__RECORDS PROVIDED__.
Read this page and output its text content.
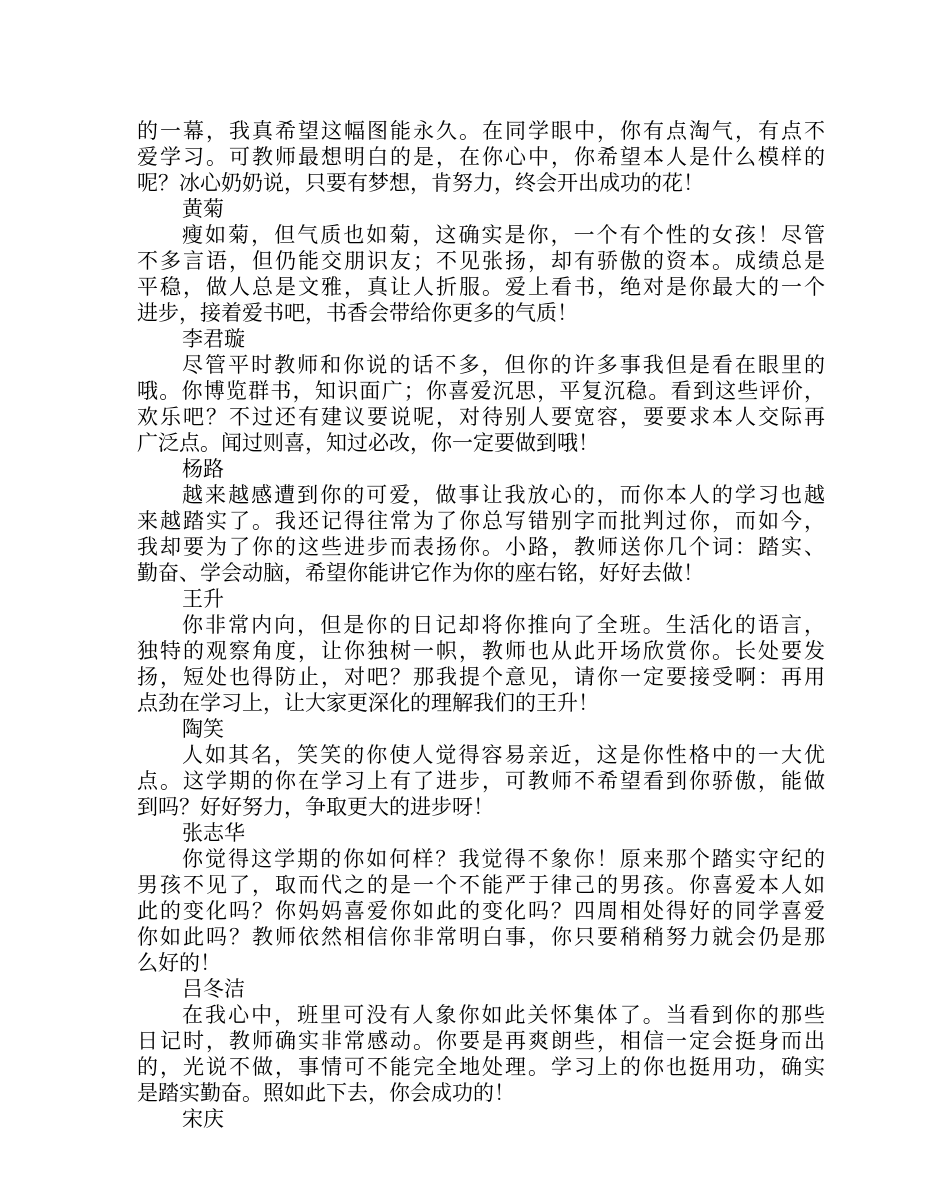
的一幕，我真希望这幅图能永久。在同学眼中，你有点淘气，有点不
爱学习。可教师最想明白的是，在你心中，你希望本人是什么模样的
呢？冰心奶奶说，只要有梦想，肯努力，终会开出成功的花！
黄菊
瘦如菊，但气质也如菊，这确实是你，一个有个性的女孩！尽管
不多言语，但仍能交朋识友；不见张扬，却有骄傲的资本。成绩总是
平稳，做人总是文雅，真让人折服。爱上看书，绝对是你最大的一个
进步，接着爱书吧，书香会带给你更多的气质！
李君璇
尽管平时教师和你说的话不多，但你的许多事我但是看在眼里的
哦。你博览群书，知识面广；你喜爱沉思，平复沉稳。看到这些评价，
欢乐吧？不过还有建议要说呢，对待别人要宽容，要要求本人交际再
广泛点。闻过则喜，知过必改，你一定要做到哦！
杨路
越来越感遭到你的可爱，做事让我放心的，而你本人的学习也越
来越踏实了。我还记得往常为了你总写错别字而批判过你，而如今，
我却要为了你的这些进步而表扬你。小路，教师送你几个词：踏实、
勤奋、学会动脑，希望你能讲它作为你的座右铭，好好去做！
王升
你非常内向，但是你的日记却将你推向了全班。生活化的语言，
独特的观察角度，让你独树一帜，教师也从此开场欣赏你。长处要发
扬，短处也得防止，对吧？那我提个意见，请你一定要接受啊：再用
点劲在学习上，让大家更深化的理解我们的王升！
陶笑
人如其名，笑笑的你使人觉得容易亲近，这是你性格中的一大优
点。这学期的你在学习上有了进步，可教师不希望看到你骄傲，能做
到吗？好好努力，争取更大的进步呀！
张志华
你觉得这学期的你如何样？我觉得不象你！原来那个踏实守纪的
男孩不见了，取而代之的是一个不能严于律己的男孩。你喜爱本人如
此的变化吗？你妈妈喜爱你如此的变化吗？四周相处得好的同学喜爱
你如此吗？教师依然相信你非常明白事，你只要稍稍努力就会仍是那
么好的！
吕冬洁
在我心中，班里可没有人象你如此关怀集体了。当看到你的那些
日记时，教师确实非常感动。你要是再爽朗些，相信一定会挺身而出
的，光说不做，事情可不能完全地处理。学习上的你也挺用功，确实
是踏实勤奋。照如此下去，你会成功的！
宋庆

__REQUIREMENTS__.
Copy out the listing exactly as it stands, but not the pictures.

__REPLY__.
Read this page and output its text content.
的一幕，我真希望这幅图能永久。在同学眼中，你有点淘气，有点不
爱学习。可教师最想明白的是，在你心中，你希望本人是什么模样的
呢？冰心奶奶说，只要有梦想，肯努力，终会开出成功的花！
黄菊
瘦如菊，但气质也如菊，这确实是你，一个有个性的女孩！尽管
不多言语，但仍能交朋识友；不见张扬，却有骄傲的资本。成绩总是
平稳，做人总是文雅，真让人折服。爱上看书，绝对是你最大的一个
进步，接着爱书吧，书香会带给你更多的气质！
李君璇
尽管平时教师和你说的话不多，但你的许多事我但是看在眼里的
哦。你博览群书，知识面广；你喜爱沉思，平复沉稳。看到这些评价，
欢乐吧？不过还有建议要说呢，对待别人要宽容，要要求本人交际再
广泛点。闻过则喜，知过必改，你一定要做到哦！
杨路
越来越感遭到你的可爱，做事让我放心的，而你本人的学习也越
来越踏实了。我还记得往常为了你总写错别字而批判过你，而如今，
我却要为了你的这些进步而表扬你。小路，教师送你几个词：踏实、
勤奋、学会动脑，希望你能讲它作为你的座右铭，好好去做！
王升
你非常内向，但是你的日记却将你推向了全班。生活化的语言，
独特的观察角度，让你独树一帜，教师也从此开场欣赏你。长处要发
扬，短处也得防止，对吧？那我提个意见，请你一定要接受啊：再用
点劲在学习上，让大家更深化的理解我们的王升！
陶笑
人如其名，笑笑的你使人觉得容易亲近，这是你性格中的一大优
点。这学期的你在学习上有了进步，可教师不希望看到你骄傲，能做
到吗？好好努力，争取更大的进步呀！
张志华
你觉得这学期的你如何样？我觉得不象你！原来那个踏实守纪的
男孩不见了，取而代之的是一个不能严于律己的男孩。你喜爱本人如
此的变化吗？你妈妈喜爱你如此的变化吗？四周相处得好的同学喜爱
你如此吗？教师依然相信你非常明白事，你只要稍稍努力就会仍是那
么好的！
吕冬洁
在我心中，班里可没有人象你如此关怀集体了。当看到你的那些
日记时，教师确实非常感动。你要是再爽朗些，相信一定会挺身而出
的，光说不做，事情可不能完全地处理。学习上的你也挺用功，确实
是踏实勤奋。照如此下去，你会成功的！
宋庆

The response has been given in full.